(Stored data entries)
⁂

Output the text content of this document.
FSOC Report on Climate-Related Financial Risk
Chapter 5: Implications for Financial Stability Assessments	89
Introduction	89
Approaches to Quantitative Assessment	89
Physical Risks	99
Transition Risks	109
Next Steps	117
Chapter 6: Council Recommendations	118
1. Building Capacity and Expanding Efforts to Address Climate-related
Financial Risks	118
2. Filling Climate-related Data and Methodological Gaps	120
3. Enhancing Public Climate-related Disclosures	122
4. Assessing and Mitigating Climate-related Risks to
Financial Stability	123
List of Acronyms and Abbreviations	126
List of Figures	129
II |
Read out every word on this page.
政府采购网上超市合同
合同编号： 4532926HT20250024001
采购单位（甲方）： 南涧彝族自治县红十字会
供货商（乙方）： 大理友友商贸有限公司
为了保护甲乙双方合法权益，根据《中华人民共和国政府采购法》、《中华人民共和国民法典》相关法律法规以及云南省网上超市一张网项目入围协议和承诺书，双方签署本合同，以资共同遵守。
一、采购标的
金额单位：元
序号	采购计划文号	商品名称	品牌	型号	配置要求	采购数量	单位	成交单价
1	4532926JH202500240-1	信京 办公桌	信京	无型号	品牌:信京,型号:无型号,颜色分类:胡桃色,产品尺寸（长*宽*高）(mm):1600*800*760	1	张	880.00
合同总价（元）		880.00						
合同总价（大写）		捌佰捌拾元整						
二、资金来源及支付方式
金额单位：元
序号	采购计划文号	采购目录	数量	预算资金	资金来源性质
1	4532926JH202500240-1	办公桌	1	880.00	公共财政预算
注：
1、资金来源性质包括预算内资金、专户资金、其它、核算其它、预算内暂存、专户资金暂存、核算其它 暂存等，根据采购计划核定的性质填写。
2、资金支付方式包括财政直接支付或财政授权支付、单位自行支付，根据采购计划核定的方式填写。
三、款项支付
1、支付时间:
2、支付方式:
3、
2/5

⁂

## Problem to work on
Transcribe all of the lines in the records precisely.

## The completed task
Output the text content of this document.
FSOC Report on Climate-Related Financial Risk
Chapter 5: Implications for Financial Stability Assessments	89
Introduction	89
Approaches to Quantitative Assessment	89
Physical Risks	99
Transition Risks	109
Next Steps	117
Chapter 6: Council Recommendations	118
1. Building Capacity and Expanding Efforts to Address Climate-related
Financial Risks	118
2. Filling Climate-related Data and Methodological Gaps	120
3. Enhancing Public Climate-related Disclosures	122
4. Assessing and Mitigating Climate-related Risks to
Financial Stability	123
List of Acronyms and Abbreviations	126
List of Figures	129
II |
Read out every word on this page.
政府采购网上超市合同
合同编号： 4532926HT20250024001
采购单位（甲方）： 南涧彝族自治县红十字会
供货商（乙方）： 大理友友商贸有限公司
为了保护甲乙双方合法权益，根据《中华人民共和国政府采购法》、《中华人民共和国民法典》相关法律法规以及云南省网上超市一张网项目入围协议和承诺书，双方签署本合同，以资共同遵守。
一、采购标的
金额单位：元
序号	采购计划文号	商品名称	品牌	型号	配置要求	采购数量	单位	成交单价
1	4532926JH202500240-1	信京 办公桌	信京	无型号	品牌:信京,型号:无型号,颜色分类:胡桃色,产品尺寸（长*宽*高）(mm):1600*800*760	1	张	880.00
合同总价（元）		880.00						
合同总价（大写）		捌佰捌拾元整						
二、资金来源及支付方式
金额单位：元
序号	采购计划文号	采购目录	数量	预算资金	资金来源性质
1	4532926JH202500240-1	办公桌	1	880.00	公共财政预算
注：
1、资金来源性质包括预算内资金、专户资金、其它、核算其它、预算内暂存、专户资金暂存、核算其它 暂存等，根据采购计划核定的性质填写。
2、资金支付方式包括财政直接支付或财政授权支付、单位自行支付，根据采购计划核定的方式填写。
三、款项支付
1、支付时间:
2、支付方式:
3、
2/5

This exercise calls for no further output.